[Labeled box material]

☆ ☆ ☆

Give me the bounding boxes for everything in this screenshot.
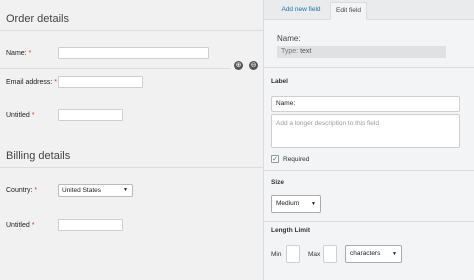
max-input[interactable] [323, 245, 337, 263]
minus-circle-icon[interactable]: ⊖ [249, 61, 258, 70]
section-divider [0, 167, 263, 168]
untitled-input[interactable] [58, 109, 123, 121]
name-label: Name: * [6, 50, 32, 57]
untitled-label-2: Untitled * [6, 222, 35, 229]
order-details-title: Order details [6, 13, 69, 25]
field-name-heading: Name: [277, 34, 301, 43]
required-checkbox[interactable]: ✓ [271, 155, 279, 163]
plus-circle-icon[interactable]: ⊕ [234, 61, 243, 70]
untitled-label: Untitled * [6, 112, 35, 119]
max-label: Max [308, 251, 321, 258]
chevron-down-icon: ▼ [392, 251, 397, 257]
billing-details-title: Billing details [6, 150, 71, 162]
name-input[interactable] [58, 47, 209, 59]
country-label: Country: * [6, 187, 38, 194]
size-section-title: Size [271, 179, 285, 186]
tab-add-new-field[interactable]: Add new field [273, 2, 329, 20]
row-divider [0, 68, 230, 69]
email-input[interactable] [58, 76, 143, 88]
label-input[interactable]: Name: [271, 96, 460, 112]
tab-bar: Add new field Edit field [264, 0, 474, 20]
required-label: Required [283, 156, 310, 163]
field-type-line: Type: text [277, 46, 446, 58]
tab-edit-field[interactable]: Edit field [330, 2, 367, 20]
min-input[interactable] [286, 245, 300, 263]
section-divider [0, 30, 263, 31]
length-unit-select[interactable]: characters ▼ [345, 245, 402, 263]
panel-divider [264, 221, 474, 222]
chevron-down-icon: ▼ [311, 201, 316, 207]
untitled-input-2[interactable] [58, 219, 123, 231]
label-section-title: Label [271, 78, 288, 85]
min-label: Min [271, 251, 282, 258]
description-textarea[interactable]: Add a longer description to this field [271, 114, 460, 148]
form-preview: Order details Name: * ⊕ ⊖ Email address:… [0, 0, 263, 280]
length-limit-title: Length Limit [271, 227, 310, 234]
chevron-down-icon: ▼ [123, 187, 128, 193]
country-select[interactable]: United States ▼ [58, 184, 133, 197]
panel-divider [264, 170, 474, 171]
field-editor-panel: Add new field Edit field Name: Type: tex… [263, 0, 474, 280]
size-select[interactable]: Medium ▼ [271, 195, 321, 213]
email-label: Email address: * [6, 79, 57, 86]
panel-divider [264, 67, 474, 68]
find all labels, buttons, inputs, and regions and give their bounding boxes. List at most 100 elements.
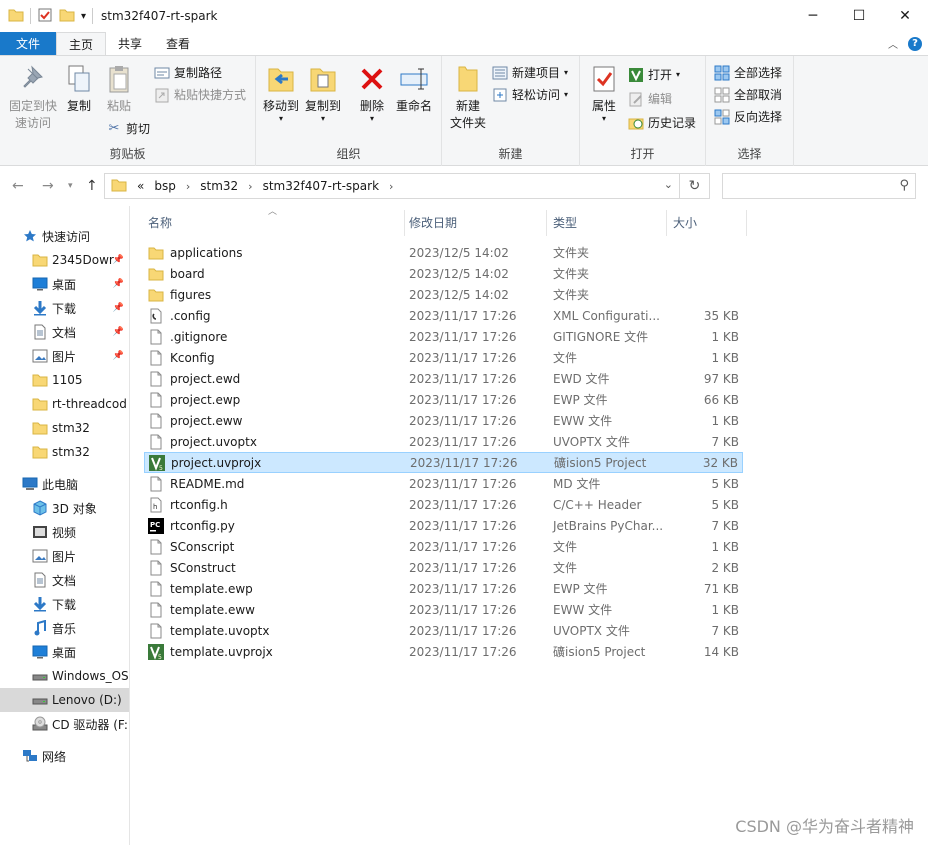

☆ ☆ ☆

Could you recast every line of the material above as a JSON list of strings, one string per line, with blank lines and the picture lines left out?

[
  "Give me the bounding boxes for everything in this screenshot.",
  "max-input[interactable] [323, 245, 337, 263]",
  "minus-circle-icon[interactable]: ⊖ [249, 61, 258, 70]",
  "section-divider [0, 167, 263, 168]",
  "untitled-input[interactable] [58, 109, 123, 121]",
  "name-label: Name: * [6, 50, 32, 57]",
  "untitled-label-2: Untitled * [6, 222, 35, 229]",
  "order-details-title: Order details [6, 13, 69, 25]",
  "field-name-heading: Name: [277, 34, 301, 43]",
  "required-checkbox[interactable]: ✓ [271, 155, 279, 163]",
  "plus-circle-icon[interactable]: ⊕ [234, 61, 243, 70]",
  "untitled-label: Untitled * [6, 112, 35, 119]",
  "max-label: Max [308, 251, 321, 258]",
  "chevron-down-icon: ▼ [392, 251, 397, 257]",
  "billing-details-title: Billing details [6, 150, 71, 162]",
  "name-input[interactable] [58, 47, 209, 59]",
  "country-label: Country: * [6, 187, 38, 194]",
  "size-section-title: Size [271, 179, 285, 186]",
  "tab-add-new-field[interactable]: Add new field [273, 2, 329, 20]",
  "row-divider [0, 68, 230, 69]",
  "email-input[interactable] [58, 76, 143, 88]",
  "label-input[interactable]: Name: [271, 96, 460, 112]",
  "tab-bar: Add new field Edit field [264, 0, 474, 20]",
  "required-label: Required [283, 156, 310, 163]",
  "field-type-line: Type: text [277, 46, 446, 58]",
  "tab-edit-field[interactable]: Edit field [330, 2, 367, 20]",
  "min-input[interactable] [286, 245, 300, 263]",
  "section-divider [0, 30, 263, 31]",
  "length-unit-select[interactable]: characters ▼ [345, 245, 402, 263]",
  "panel-divider [264, 221, 474, 222]",
  "chevron-down-icon: ▼ [311, 201, 316, 207]",
  "untitled-input-2[interactable] [58, 219, 123, 231]",
  "label-section-title: Label [271, 78, 288, 85]",
  "min-label: Min [271, 251, 282, 258]",
  "description-textarea[interactable]: Add a longer description to this field [271, 114, 460, 148]",
  "form-preview: Order details Name: * ⊕ ⊖ Email address:… [0, 0, 263, 280]",
  "length-limit-title: Length Limit [271, 227, 310, 234]",
  "chevron-down-icon: ▼ [123, 187, 128, 193]",
  "country-select[interactable]: United States ▼ [58, 184, 133, 197]",
  "panel-divider [264, 170, 474, 171]",
  "field-editor-panel: Add new field Edit field Name: Type: tex… [263, 0, 474, 280]",
  "size-select[interactable]: Medium ▼ [271, 195, 321, 213]",
  "email-label: Email address: * [6, 79, 57, 86]",
  "panel-divider [264, 67, 474, 68]",
  "find all labels, buttons, inputs, and regions and give their bounding boxes. List at most 100 elements."
]